- **Passage to read**:
There has been a lot of talk about age over the past few days. How old is too old to be on this site, how old should you be to participate in the forums, how old before you can date, what should the age gap between couples be. Yadda yadda, yak, yak.

You know what? Who cares?

Age is a matter of perception. I don’t feel any older now than I did when I was 16. Yet at 16 I was too young for things, now at 28 I’m too old for things. Why? What difference does it make?

I have talked to people on the Internet ranging from 13 to 59. Some of the people I have met have been for more mature than their age would suggest, whilst others who have been much older have had all the maturity of a child. It is too easy in life to make assumptions of a person based on what you see physically, be it their look, their age or their race. The Internet helps to break down those walls, because all you see is a screen name. You get to meet the person inside, and they get to be free from the outer shell.

What amazes me more than anything is the different attitudes towards age. Take dating for example.

- **Required action 1**: Can you reproduce part of the passage about age word for word, beginning at the words "You know what?" and stopping after the words "does it make?"?
- **Required action 2**:
Answer from the passage about age:
(a) How old does the writer say they are now?
(b) What range of ages have the people the writer has talked to on the Internet covered?
(c) According to the writer, what is all you see on the Internet?
- **Required action 3**: Which ages, in years, does the passage about age mention? List each one once.
The data is separate material, unconnected to the passage about age.

- **Data supplied**:
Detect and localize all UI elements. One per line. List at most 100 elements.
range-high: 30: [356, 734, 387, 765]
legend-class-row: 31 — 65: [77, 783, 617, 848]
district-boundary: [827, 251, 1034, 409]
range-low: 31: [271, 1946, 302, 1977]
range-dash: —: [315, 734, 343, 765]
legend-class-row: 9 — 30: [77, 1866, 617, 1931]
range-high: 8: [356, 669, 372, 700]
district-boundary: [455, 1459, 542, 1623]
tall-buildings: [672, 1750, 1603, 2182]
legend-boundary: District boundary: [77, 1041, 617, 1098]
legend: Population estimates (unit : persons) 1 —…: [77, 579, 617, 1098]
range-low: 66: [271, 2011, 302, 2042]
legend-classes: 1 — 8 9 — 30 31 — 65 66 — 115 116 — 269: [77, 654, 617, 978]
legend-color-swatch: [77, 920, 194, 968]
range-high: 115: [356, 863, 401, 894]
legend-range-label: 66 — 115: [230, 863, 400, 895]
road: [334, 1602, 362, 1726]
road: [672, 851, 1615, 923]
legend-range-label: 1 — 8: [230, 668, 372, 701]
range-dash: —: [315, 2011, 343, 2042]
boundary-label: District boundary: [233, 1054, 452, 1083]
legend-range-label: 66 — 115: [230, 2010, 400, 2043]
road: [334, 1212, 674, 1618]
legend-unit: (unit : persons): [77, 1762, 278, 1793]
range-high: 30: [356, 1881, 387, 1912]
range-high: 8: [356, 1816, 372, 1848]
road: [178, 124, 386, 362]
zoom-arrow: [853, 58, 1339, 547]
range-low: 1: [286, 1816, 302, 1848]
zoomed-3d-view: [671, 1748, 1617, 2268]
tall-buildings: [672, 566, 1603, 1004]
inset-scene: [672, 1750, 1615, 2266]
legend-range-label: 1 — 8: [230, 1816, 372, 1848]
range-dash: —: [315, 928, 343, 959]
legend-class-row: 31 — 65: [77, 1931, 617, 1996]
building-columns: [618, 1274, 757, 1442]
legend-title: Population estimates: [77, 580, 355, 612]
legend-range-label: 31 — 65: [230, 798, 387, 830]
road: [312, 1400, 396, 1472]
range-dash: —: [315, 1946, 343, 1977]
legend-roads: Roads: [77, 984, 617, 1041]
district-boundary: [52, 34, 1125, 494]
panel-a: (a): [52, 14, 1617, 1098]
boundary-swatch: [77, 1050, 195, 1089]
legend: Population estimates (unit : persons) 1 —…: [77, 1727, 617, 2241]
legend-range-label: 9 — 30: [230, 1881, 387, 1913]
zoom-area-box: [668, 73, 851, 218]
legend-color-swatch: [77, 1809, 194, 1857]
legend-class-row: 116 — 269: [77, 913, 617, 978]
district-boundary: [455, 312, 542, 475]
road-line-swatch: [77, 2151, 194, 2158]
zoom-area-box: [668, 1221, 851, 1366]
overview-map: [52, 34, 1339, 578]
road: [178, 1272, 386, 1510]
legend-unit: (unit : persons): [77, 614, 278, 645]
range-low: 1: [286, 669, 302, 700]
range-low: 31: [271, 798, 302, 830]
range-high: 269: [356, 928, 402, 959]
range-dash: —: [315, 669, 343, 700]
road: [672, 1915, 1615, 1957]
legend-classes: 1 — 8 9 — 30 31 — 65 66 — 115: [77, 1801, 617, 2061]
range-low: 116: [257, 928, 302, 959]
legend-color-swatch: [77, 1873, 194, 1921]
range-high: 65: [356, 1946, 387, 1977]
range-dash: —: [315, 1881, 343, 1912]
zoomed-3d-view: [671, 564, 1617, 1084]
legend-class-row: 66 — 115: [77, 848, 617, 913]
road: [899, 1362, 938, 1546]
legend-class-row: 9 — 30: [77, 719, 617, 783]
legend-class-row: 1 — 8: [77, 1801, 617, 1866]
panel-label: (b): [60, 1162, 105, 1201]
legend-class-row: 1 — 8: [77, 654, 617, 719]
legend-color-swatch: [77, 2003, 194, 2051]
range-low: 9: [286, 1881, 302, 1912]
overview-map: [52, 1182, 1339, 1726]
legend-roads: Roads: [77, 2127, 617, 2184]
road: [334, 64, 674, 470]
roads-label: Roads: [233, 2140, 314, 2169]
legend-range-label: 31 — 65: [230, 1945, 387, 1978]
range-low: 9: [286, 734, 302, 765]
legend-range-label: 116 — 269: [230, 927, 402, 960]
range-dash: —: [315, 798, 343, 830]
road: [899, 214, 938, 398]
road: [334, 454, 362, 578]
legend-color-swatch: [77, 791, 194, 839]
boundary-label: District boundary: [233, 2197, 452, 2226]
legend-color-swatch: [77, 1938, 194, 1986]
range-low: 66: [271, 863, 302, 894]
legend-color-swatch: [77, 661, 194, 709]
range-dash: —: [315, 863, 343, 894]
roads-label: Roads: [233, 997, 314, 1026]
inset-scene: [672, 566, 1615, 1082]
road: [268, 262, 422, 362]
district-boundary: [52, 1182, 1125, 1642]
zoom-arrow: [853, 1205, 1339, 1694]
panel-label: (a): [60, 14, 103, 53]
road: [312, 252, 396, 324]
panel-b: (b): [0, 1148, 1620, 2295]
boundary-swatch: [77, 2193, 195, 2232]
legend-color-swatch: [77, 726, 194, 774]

- **Answer space 1**:
You know what? Who cares?

Age is a matter of perception. I don’t feel any older now than I did when I was 16. Yet at 16 I was too young for things, now at 28 I’m too old for things. Why? What difference does it make?

- **Answer space 2**:
(a) 28
(b) From 13 to 59
(c) A screen name

- **Answer space 3**: 16, 28, 13, 59